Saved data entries

============

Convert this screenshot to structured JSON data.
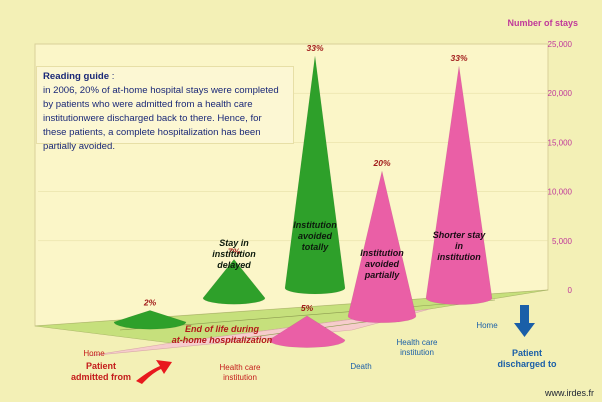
{
  "chart_data": {
    "type": "3d-cone",
    "ylabel": "Number of stays",
    "ylim": [
      0,
      25000
    ],
    "yticks": [
      "25,000",
      "20,000",
      "15,000",
      "10,000",
      "5,000",
      "0"
    ],
    "x_axis": {
      "title": "Patient admitted from",
      "categories": [
        "Home",
        "Health care institution"
      ]
    },
    "z_axis": {
      "title": "Patient discharged to",
      "categories": [
        "Death",
        "Health care institution",
        "Home"
      ]
    },
    "cones": [
      {
        "admitted": "Home",
        "discharged": "Death",
        "percent": "2%",
        "label": "",
        "value": 1200,
        "color": "#2ea02a"
      },
      {
        "admitted": "Home",
        "discharged": "Health care institution",
        "percent": "7%",
        "label": "Stay in institution delayed",
        "value": 4000,
        "color": "#2ea02a"
      },
      {
        "admitted": "Home",
        "discharged": "Home",
        "percent": "33%",
        "label": "Institution avoided totally",
        "value": 24000,
        "color": "#2ea02a"
      },
      {
        "admitted": "Health care institution",
        "discharged": "Death",
        "percent": "5%",
        "label": "",
        "value": 2500,
        "color": "#ea5fa6"
      },
      {
        "admitted": "Health care institution",
        "discharged": "Health care institution",
        "percent": "20%",
        "label": "Institution avoided partially",
        "value": 15000,
        "color": "#ea5fa6"
      },
      {
        "admitted": "Health care institution",
        "discharged": "Home",
        "percent": "33%",
        "label": "Shorter stay in institution",
        "value": 24000,
        "color": "#ea5fa6"
      }
    ],
    "annotations": {
      "end_of_life": "End of life during at-home hospitalization"
    },
    "reading_guide": {
      "title": "Reading guide",
      "text": "in 2006, 20% of at-home hospital stays were completed by patients who were admitted from a health care institutionwere discharged back to there. Hence, for these patients, a complete hospitalization has been partially avoided."
    },
    "source": "www.irdes.fr",
    "colors": {
      "background": "#f3f0b6",
      "wall": "#fbf6c8",
      "green": "#2ea02a",
      "pink": "#ea5fa6",
      "label": "#b31919",
      "axis_title": "#1a5fa8"
    }
  }
}
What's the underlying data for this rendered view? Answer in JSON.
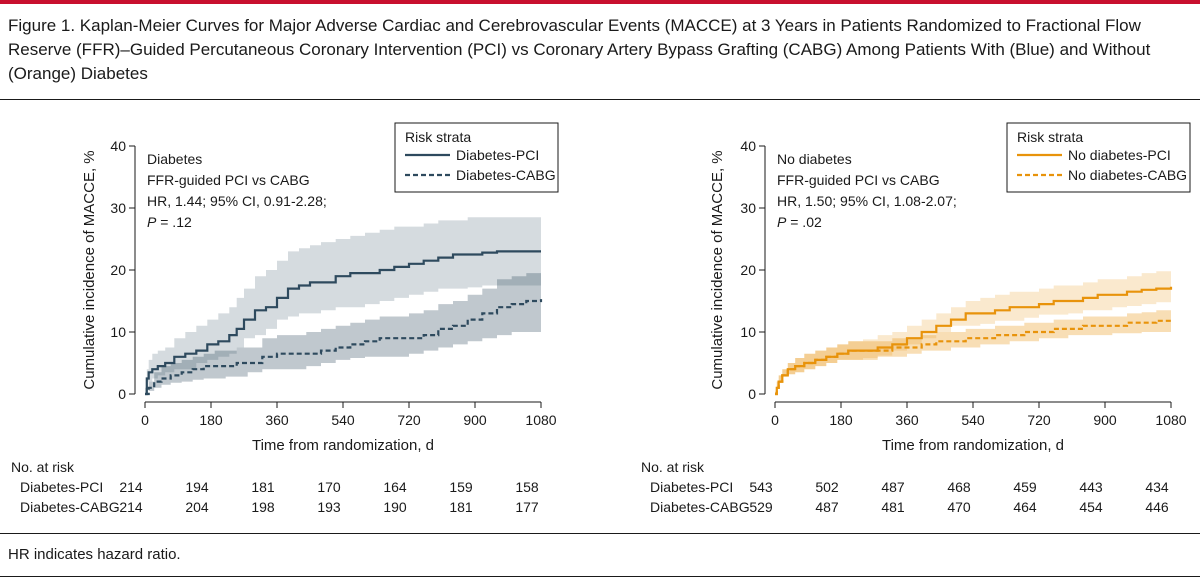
{
  "figure": {
    "title": "Figure 1. Kaplan-Meier Curves for Major Adverse Cardiac and Cerebrovascular Events (MACCE) at 3 Years in Patients Randomized to Fractional Flow Reserve (FFR)–Guided Percutaneous Coronary Intervention (PCI) vs Coronary Artery Bypass Grafting (CABG) Among Patients With (Blue) and Without (Orange) Diabetes",
    "footnote": "HR indicates hazard ratio.",
    "accent": "#c8102e"
  },
  "chart_data": [
    {
      "type": "line",
      "title": "Diabetes",
      "annotation": [
        "Diabetes",
        "FFR-guided PCI vs CABG",
        "HR, 1.44; 95% CI, 0.91-2.28;"
      ],
      "p_label": "P",
      "p_value": " = .12",
      "xlabel": "Time from randomization, d",
      "ylabel": "Cumulative incidence of MACCE, %",
      "xlim": [
        0,
        1080
      ],
      "ylim": [
        0,
        40
      ],
      "xticks": [
        0,
        180,
        360,
        540,
        720,
        900,
        1080
      ],
      "yticks": [
        0,
        10,
        20,
        30,
        40
      ],
      "legend_title": "Risk strata",
      "legend_position": "top-right",
      "color": "#2e4a5e",
      "series": [
        {
          "name": "Diabetes-PCI",
          "style": "solid",
          "x": [
            0,
            5,
            10,
            20,
            35,
            55,
            80,
            110,
            140,
            170,
            200,
            230,
            250,
            270,
            300,
            330,
            360,
            390,
            420,
            450,
            480,
            520,
            560,
            600,
            640,
            680,
            720,
            760,
            800,
            840,
            880,
            920,
            960,
            1000,
            1080
          ],
          "y": [
            0,
            2.5,
            3.5,
            4,
            4.5,
            5,
            6,
            6.5,
            7,
            8,
            8.5,
            9.5,
            10.5,
            12,
            13.5,
            14,
            15.5,
            17,
            17.5,
            18,
            18,
            19,
            19.5,
            19.5,
            20,
            20.5,
            21,
            21.5,
            22,
            22.5,
            22.5,
            22.8,
            23,
            23,
            23
          ],
          "ci_upper": [
            0,
            4,
            5.5,
            6.5,
            7,
            7.5,
            9,
            10,
            11,
            12,
            13,
            14,
            15.5,
            17,
            19,
            20,
            21.5,
            23,
            23.5,
            24,
            24.5,
            25,
            25.5,
            26,
            26.5,
            27,
            27,
            27.5,
            28,
            28,
            28.5,
            28.5,
            28.5,
            28.5,
            28.5
          ],
          "ci_lower": [
            0,
            1,
            2,
            2,
            2.5,
            3,
            3.5,
            4,
            4,
            5,
            5.5,
            6,
            6.5,
            7.5,
            9,
            9.5,
            10.5,
            12,
            12.5,
            13,
            13,
            13.5,
            14,
            14,
            14.5,
            15,
            15.5,
            16,
            16.5,
            17,
            17,
            17.2,
            17.5,
            17.5,
            17.5
          ]
        },
        {
          "name": "Diabetes-CABG",
          "style": "dashed",
          "x": [
            0,
            10,
            25,
            45,
            70,
            100,
            130,
            160,
            190,
            220,
            250,
            280,
            320,
            360,
            400,
            440,
            480,
            520,
            560,
            600,
            640,
            680,
            720,
            760,
            800,
            840,
            880,
            920,
            960,
            1000,
            1040,
            1080
          ],
          "y": [
            0,
            1,
            2,
            2.5,
            3,
            3.5,
            4,
            4.5,
            4.5,
            4.5,
            5,
            5,
            6,
            6.5,
            6.5,
            6.5,
            7,
            7.5,
            8,
            8.5,
            9,
            9,
            9,
            9.5,
            10.5,
            11,
            12,
            13,
            14,
            14.5,
            15,
            15.3
          ],
          "ci_upper": [
            0,
            2,
            3.5,
            4.5,
            5,
            5.5,
            6,
            6.5,
            7,
            7,
            7.5,
            7.5,
            9,
            9.5,
            9.5,
            10,
            10.5,
            11,
            11.5,
            12,
            12.5,
            12.5,
            13,
            13.5,
            14.5,
            15,
            16,
            17,
            18.5,
            19,
            19.5,
            20
          ],
          "ci_lower": [
            0,
            0,
            0.5,
            1,
            1.5,
            1.8,
            2,
            2.3,
            2.5,
            2.5,
            2.8,
            2.8,
            3.5,
            4,
            4,
            4,
            4.5,
            5,
            5.5,
            5.8,
            6,
            6,
            6,
            6.5,
            7,
            7.5,
            8,
            8.5,
            9,
            9.5,
            10,
            10
          ]
        }
      ],
      "at_risk": {
        "header": "No. at risk",
        "rows": [
          {
            "label": "Diabetes-PCI",
            "values": [
              "214",
              "194",
              "181",
              "170",
              "164",
              "159",
              "158"
            ]
          },
          {
            "label": "Diabetes-CABG",
            "values": [
              "214",
              "204",
              "198",
              "193",
              "190",
              "181",
              "177"
            ]
          }
        ]
      }
    },
    {
      "type": "line",
      "title": "No diabetes",
      "annotation": [
        "No diabetes",
        "FFR-guided PCI vs CABG",
        "HR, 1.50; 95% CI, 1.08-2.07;"
      ],
      "p_label": "P",
      "p_value": " = .02",
      "xlabel": "Time from randomization, d",
      "ylabel": "Cumulative incidence of MACCE, %",
      "xlim": [
        0,
        1080
      ],
      "ylim": [
        0,
        40
      ],
      "xticks": [
        0,
        180,
        360,
        540,
        720,
        900,
        1080
      ],
      "yticks": [
        0,
        10,
        20,
        30,
        40
      ],
      "legend_title": "Risk strata",
      "legend_position": "top-right",
      "color": "#e8930b",
      "series": [
        {
          "name": "No diabetes-PCI",
          "style": "solid",
          "x": [
            0,
            5,
            10,
            20,
            35,
            55,
            80,
            110,
            140,
            170,
            200,
            240,
            280,
            320,
            360,
            400,
            440,
            480,
            520,
            560,
            600,
            640,
            680,
            720,
            760,
            800,
            840,
            880,
            920,
            960,
            1000,
            1040,
            1080
          ],
          "y": [
            0,
            1,
            2,
            3,
            4,
            4.5,
            5,
            5.5,
            6,
            6.5,
            7,
            7,
            7.5,
            8,
            9,
            10,
            11,
            12,
            13,
            13,
            13.5,
            14,
            14,
            14.5,
            15,
            15,
            15.5,
            16,
            16,
            16.5,
            16.8,
            17,
            17.3
          ],
          "ci_upper": [
            0,
            2,
            3,
            4,
            5,
            5.8,
            6.5,
            7,
            7.5,
            8,
            8.5,
            8.8,
            9.5,
            10,
            11,
            12,
            13,
            14,
            15,
            15.5,
            16,
            16.5,
            16.5,
            17,
            17.5,
            17.5,
            18,
            18.5,
            18.5,
            19,
            19.5,
            19.8,
            20
          ],
          "ci_lower": [
            0,
            0.3,
            1,
            1.8,
            2.8,
            3.2,
            3.5,
            4,
            4.5,
            5,
            5.5,
            5.5,
            5.8,
            6.2,
            7,
            8,
            9,
            10,
            11,
            11,
            11.3,
            11.8,
            11.8,
            12.3,
            12.8,
            12.8,
            13,
            13.5,
            13.5,
            14,
            14.2,
            14.5,
            14.8
          ]
        },
        {
          "name": "No diabetes-CABG",
          "style": "dashed",
          "x": [
            0,
            5,
            10,
            20,
            35,
            55,
            80,
            110,
            140,
            170,
            200,
            240,
            280,
            320,
            360,
            400,
            440,
            480,
            520,
            560,
            600,
            640,
            680,
            720,
            760,
            800,
            840,
            880,
            920,
            960,
            1000,
            1040,
            1080
          ],
          "y": [
            0,
            1,
            2,
            3,
            4,
            4.5,
            5,
            5.5,
            6,
            6.5,
            7,
            7,
            7,
            7.5,
            7.5,
            8,
            8.5,
            8.5,
            9,
            9,
            9.5,
            9.5,
            10,
            10,
            10.5,
            10.5,
            11,
            11,
            11,
            11.5,
            11.5,
            11.8,
            12
          ],
          "ci_upper": [
            0,
            2,
            3,
            4,
            5,
            5.8,
            6.5,
            7,
            7.5,
            8,
            8.5,
            8.5,
            8.5,
            9,
            9,
            9.5,
            10,
            10,
            10.5,
            10.5,
            11,
            11,
            11.5,
            11.5,
            12,
            12,
            12.5,
            12.5,
            12.5,
            13,
            13.2,
            13.5,
            14
          ],
          "ci_lower": [
            0,
            0.3,
            1,
            1.8,
            2.8,
            3.2,
            3.5,
            4,
            4.5,
            5,
            5.5,
            5.5,
            5.5,
            6,
            6,
            6.5,
            7,
            7,
            7.5,
            7.5,
            8,
            8,
            8.5,
            8.5,
            9,
            9,
            9.5,
            9.5,
            9.5,
            9.8,
            9.8,
            10,
            10
          ]
        }
      ],
      "at_risk": {
        "header": "No. at risk",
        "rows": [
          {
            "label": "Diabetes-PCI",
            "values": [
              "543",
              "502",
              "487",
              "468",
              "459",
              "443",
              "434"
            ]
          },
          {
            "label": "Diabetes-CABG",
            "values": [
              "529",
              "487",
              "481",
              "470",
              "464",
              "454",
              "446"
            ]
          }
        ]
      }
    }
  ]
}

============

- **Exercise prompt**
When a line of the data holds the string "stays", pick it out and copy it.

- **Written answer**
    "ylabel": "Number of stays",
      "text": "in 2006, 20% of at-home hospital stays were completed by patients who were admitted from a health care institutionwere discharged back to there. Hence, for these patients, a complete hospitalization has been partially avoided."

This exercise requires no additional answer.